■ **Work to be completed**
Below are the records; reproduce all of them exactly but without any images.

■ **Raw records**

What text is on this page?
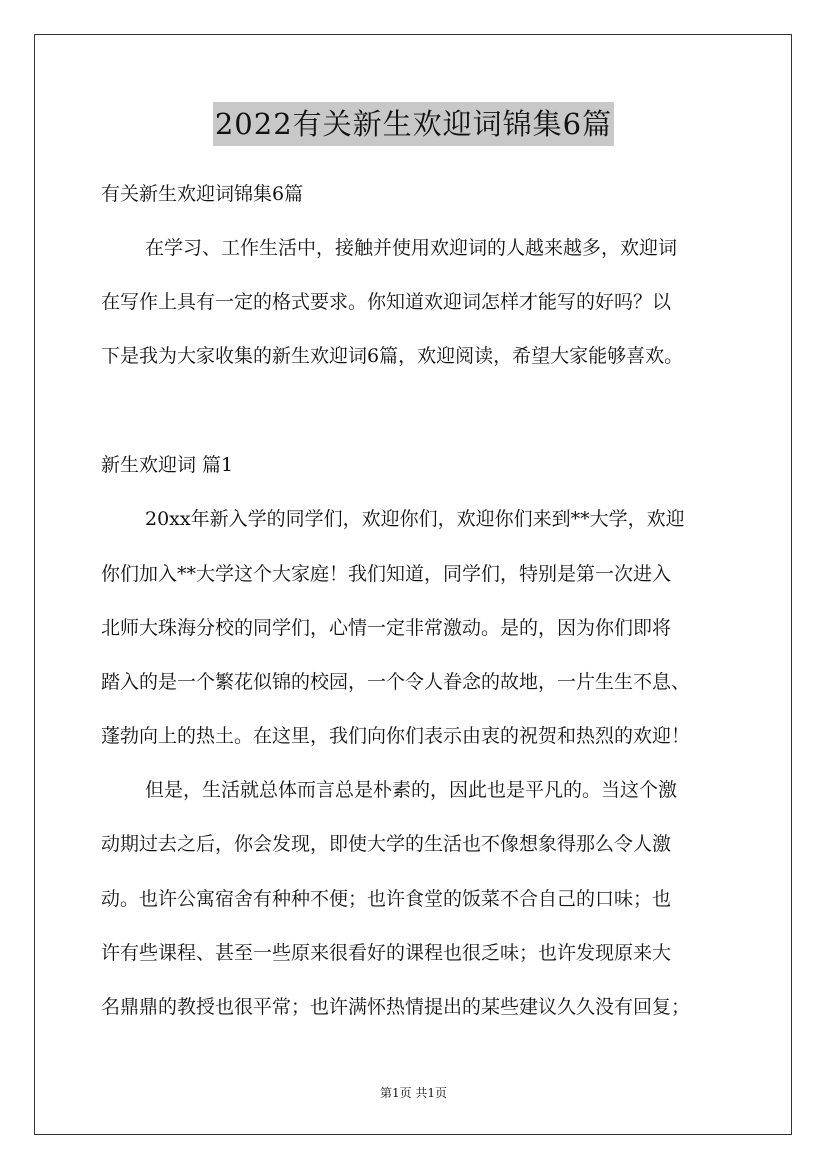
2022有关新生欢迎词锦集6篇
有关新生欢迎词锦集6篇
在学习、工作生活中，接触并使用欢迎词的人越来越多，欢迎词
在写作上具有一定的格式要求。你知道欢迎词怎样才能写的好吗？以
下是我为大家收集的新生欢迎词6篇，欢迎阅读，希望大家能够喜欢。
新生欢迎词 篇1
20xx年新入学的同学们，欢迎你们，欢迎你们来到**大学，欢迎
你们加入**大学这个大家庭！我们知道，同学们，特别是第一次进入
北师大珠海分校的同学们，心情一定非常激动。是的，因为你们即将
踏入的是一个繁花似锦的校园，一个令人眷念的故地，一片生生不息、
蓬勃向上的热土。在这里，我们向你们表示由衷的祝贺和热烈的欢迎！
但是，生活就总体而言总是朴素的，因此也是平凡的。当这个激
动期过去之后，你会发现，即使大学的生活也不像想象得那么令人激
动。也许公寓宿舍有种种不便；也许食堂的饭菜不合自己的口味；也
许有些课程、甚至一些原来很看好的课程也很乏味；也许发现原来大
名鼎鼎的教授也很平常；也许满怀热情提出的某些建议久久没有回复；
第1页 共1页
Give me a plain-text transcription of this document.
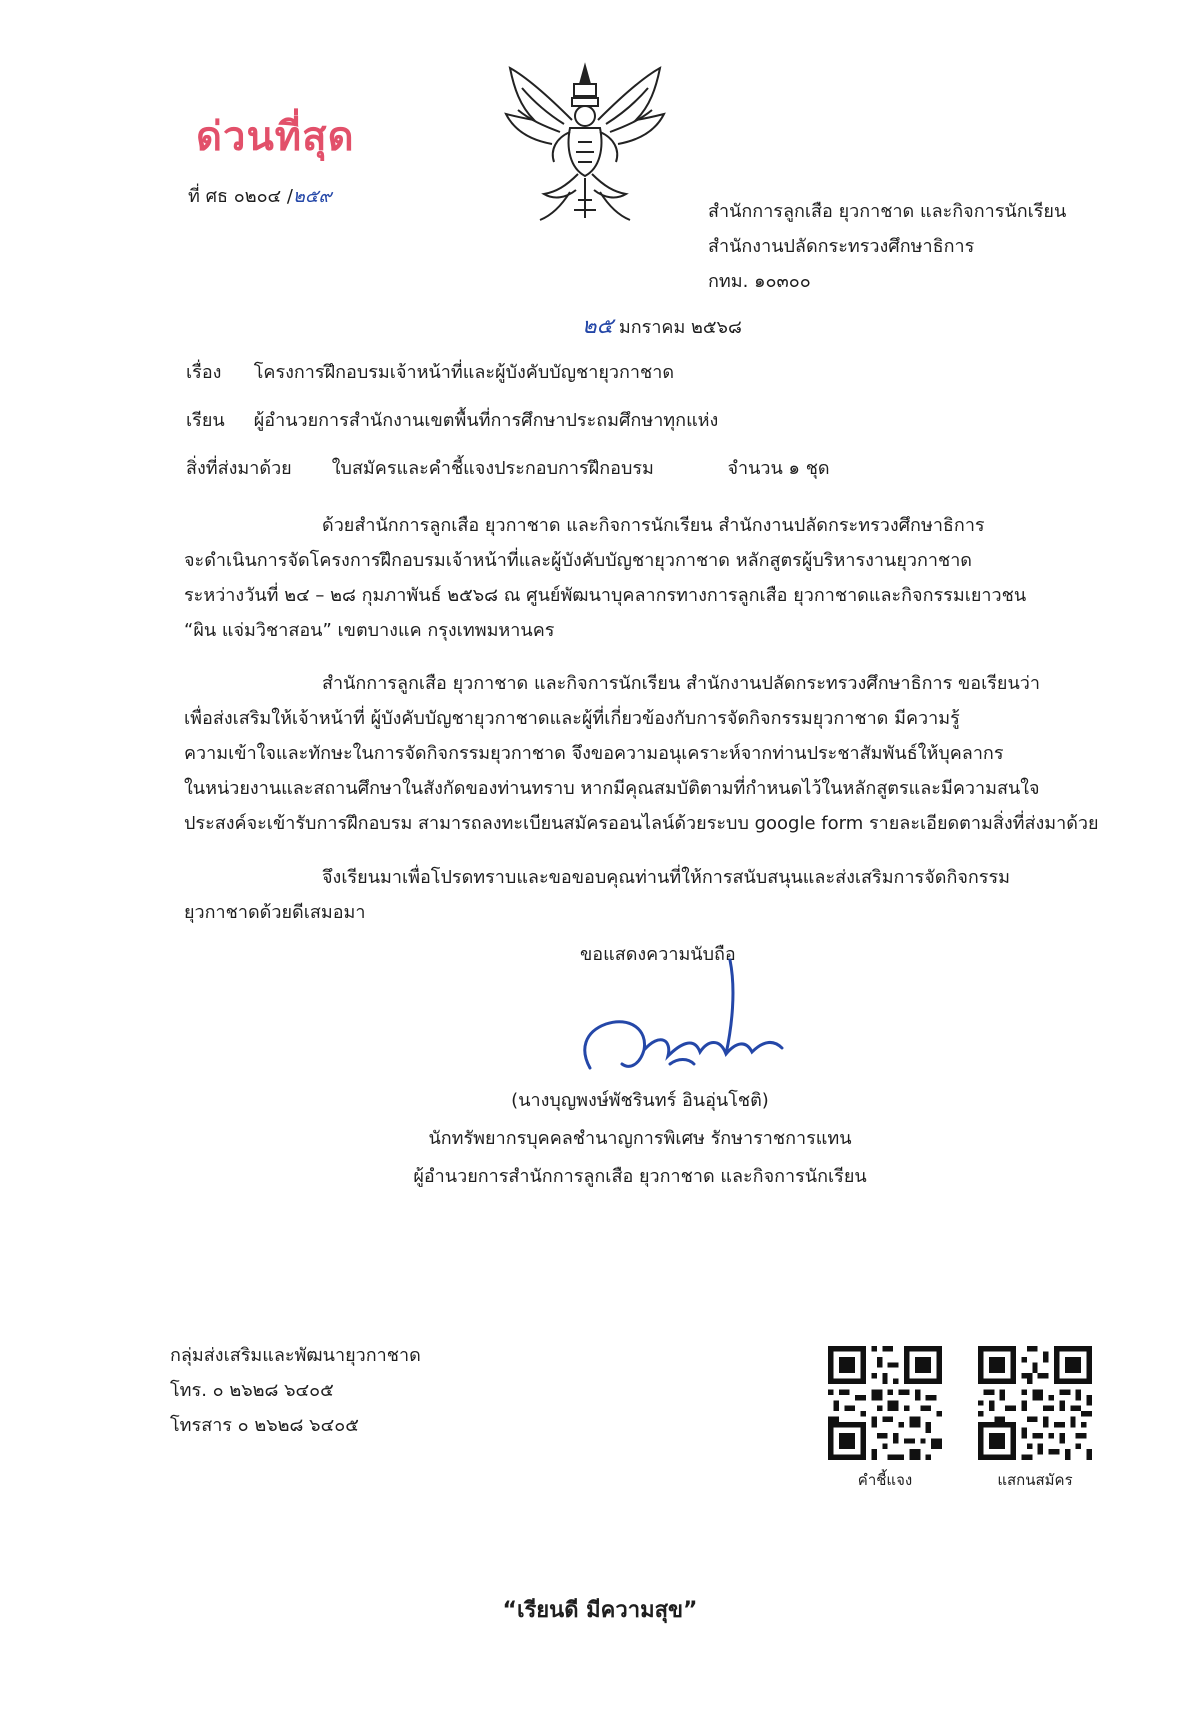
ด่วนที่สุด
ที่ ศธ ๐๒๐๔ /๒๕๙
สำนักการลูกเสือ ยุวกาชาด และกิจการนักเรียน
สำนักงานปลัดกระทรวงศึกษาธิการ
กทม. ๑๐๓๐๐
๒๕ มกราคม ๒๕๖๘
เรื่อง โครงการฝึกอบรมเจ้าหน้าที่และผู้บังคับบัญชายุวกาชาด
เรียน ผู้อำนวยการสำนักงานเขตพื้นที่การศึกษาประถมศึกษาทุกแห่ง
สิ่งที่ส่งมาด้วย ใบสมัครและคำชี้แจงประกอบการฝึกอบรม	จำนวน ๑ ชุด
ด้วยสำนักการลูกเสือ ยุวกาชาด และกิจการนักเรียน สำนักงานปลัดกระทรวงศึกษาธิการ
จะดำเนินการจัดโครงการฝึกอบรมเจ้าหน้าที่และผู้บังคับบัญชายุวกาชาด หลักสูตรผู้บริหารงานยุวกาชาด
ระหว่างวันที่ ๒๔ – ๒๘ กุมภาพันธ์ ๒๕๖๘ ณ ศูนย์พัฒนาบุคลากรทางการลูกเสือ ยุวกาชาดและกิจกรรมเยาวชน
“ผิน แจ่มวิชาสอน” เขตบางแค กรุงเทพมหานคร
สำนักการลูกเสือ ยุวกาชาด และกิจการนักเรียน สำนักงานปลัดกระทรวงศึกษาธิการ ขอเรียนว่า
เพื่อส่งเสริมให้เจ้าหน้าที่ ผู้บังคับบัญชายุวกาชาดและผู้ที่เกี่ยวข้องกับการจัดกิจกรรมยุวกาชาด มีความรู้
ความเข้าใจและทักษะในการจัดกิจกรรมยุวกาชาด จึงขอความอนุเคราะห์จากท่านประชาสัมพันธ์ให้บุคลากร
ในหน่วยงานและสถานศึกษาในสังกัดของท่านทราบ หากมีคุณสมบัติตามที่กำหนดไว้ในหลักสูตรและมีความสนใจ
ประสงค์จะเข้ารับการฝึกอบรม สามารถลงทะเบียนสมัครออนไลน์ด้วยระบบ google form รายละเอียดตามสิ่งที่ส่งมาด้วย
จึงเรียนมาเพื่อโปรดทราบและขอขอบคุณท่านที่ให้การสนับสนุนและส่งเสริมการจัดกิจกรรม
ยุวกาชาดด้วยดีเสมอมา
ขอแสดงความนับถือ
(นางบุญพงษ์พัชรินทร์ อินอุ่นโชติ)
นักทรัพยากรบุคคลชำนาญการพิเศษ รักษาราชการแทน
ผู้อำนวยการสำนักการลูกเสือ ยุวกาชาด และกิจการนักเรียน
กลุ่มส่งเสริมและพัฒนายุวกาชาด
โทร. ๐ ๒๖๒๘ ๖๔๐๕
โทรสาร ๐ ๒๖๒๘ ๖๔๐๕
คำชี้แจง	แสกนสมัคร
“เรียนดี มีความสุข”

■ **Right answer**
What text is on this page?
2022有关新生欢迎词锦集6篇
有关新生欢迎词锦集6篇
在学习、工作生活中，接触并使用欢迎词的人越来越多，欢迎词
在写作上具有一定的格式要求。你知道欢迎词怎样才能写的好吗？以
下是我为大家收集的新生欢迎词6篇，欢迎阅读，希望大家能够喜欢。
新生欢迎词 篇1
20xx年新入学的同学们，欢迎你们，欢迎你们来到**大学，欢迎
你们加入**大学这个大家庭！我们知道，同学们，特别是第一次进入
北师大珠海分校的同学们，心情一定非常激动。是的，因为你们即将
踏入的是一个繁花似锦的校园，一个令人眷念的故地，一片生生不息、
蓬勃向上的热土。在这里，我们向你们表示由衷的祝贺和热烈的欢迎！
但是，生活就总体而言总是朴素的，因此也是平凡的。当这个激
动期过去之后，你会发现，即使大学的生活也不像想象得那么令人激
动。也许公寓宿舍有种种不便；也许食堂的饭菜不合自己的口味；也
许有些课程、甚至一些原来很看好的课程也很乏味；也许发现原来大
名鼎鼎的教授也很平常；也许满怀热情提出的某些建议久久没有回复；
第1页 共1页
Give me a plain-text transcription of this document.
ด่วนที่สุด
ที่ ศธ ๐๒๐๔ /๒๕๙
สำนักการลูกเสือ ยุวกาชาด และกิจการนักเรียน
สำนักงานปลัดกระทรวงศึกษาธิการ
กทม. ๑๐๓๐๐
๒๕ มกราคม ๒๕๖๘
เรื่อง โครงการฝึกอบรมเจ้าหน้าที่และผู้บังคับบัญชายุวกาชาด
เรียน ผู้อำนวยการสำนักงานเขตพื้นที่การศึกษาประถมศึกษาทุกแห่ง
สิ่งที่ส่งมาด้วย ใบสมัครและคำชี้แจงประกอบการฝึกอบรม	จำนวน ๑ ชุด
ด้วยสำนักการลูกเสือ ยุวกาชาด และกิจการนักเรียน สำนักงานปลัดกระทรวงศึกษาธิการ
จะดำเนินการจัดโครงการฝึกอบรมเจ้าหน้าที่และผู้บังคับบัญชายุวกาชาด หลักสูตรผู้บริหารงานยุวกาชาด
ระหว่างวันที่ ๒๔ – ๒๘ กุมภาพันธ์ ๒๕๖๘ ณ ศูนย์พัฒนาบุคลากรทางการลูกเสือ ยุวกาชาดและกิจกรรมเยาวชน
“ผิน แจ่มวิชาสอน” เขตบางแค กรุงเทพมหานคร
สำนักการลูกเสือ ยุวกาชาด และกิจการนักเรียน สำนักงานปลัดกระทรวงศึกษาธิการ ขอเรียนว่า
เพื่อส่งเสริมให้เจ้าหน้าที่ ผู้บังคับบัญชายุวกาชาดและผู้ที่เกี่ยวข้องกับการจัดกิจกรรมยุวกาชาด มีความรู้
ความเข้าใจและทักษะในการจัดกิจกรรมยุวกาชาด จึงขอความอนุเคราะห์จากท่านประชาสัมพันธ์ให้บุคลากร
ในหน่วยงานและสถานศึกษาในสังกัดของท่านทราบ หากมีคุณสมบัติตามที่กำหนดไว้ในหลักสูตรและมีความสนใจ
ประสงค์จะเข้ารับการฝึกอบรม สามารถลงทะเบียนสมัครออนไลน์ด้วยระบบ google form รายละเอียดตามสิ่งที่ส่งมาด้วย
จึงเรียนมาเพื่อโปรดทราบและขอขอบคุณท่านที่ให้การสนับสนุนและส่งเสริมการจัดกิจกรรม
ยุวกาชาดด้วยดีเสมอมา
ขอแสดงความนับถือ
(นางบุญพงษ์พัชรินทร์ อินอุ่นโชติ)
นักทรัพยากรบุคคลชำนาญการพิเศษ รักษาราชการแทน
ผู้อำนวยการสำนักการลูกเสือ ยุวกาชาด และกิจการนักเรียน
กลุ่มส่งเสริมและพัฒนายุวกาชาด
โทร. ๐ ๒๖๒๘ ๖๔๐๕
โทรสาร ๐ ๒๖๒๘ ๖๔๐๕
คำชี้แจง	แสกนสมัคร
“เรียนดี มีความสุข”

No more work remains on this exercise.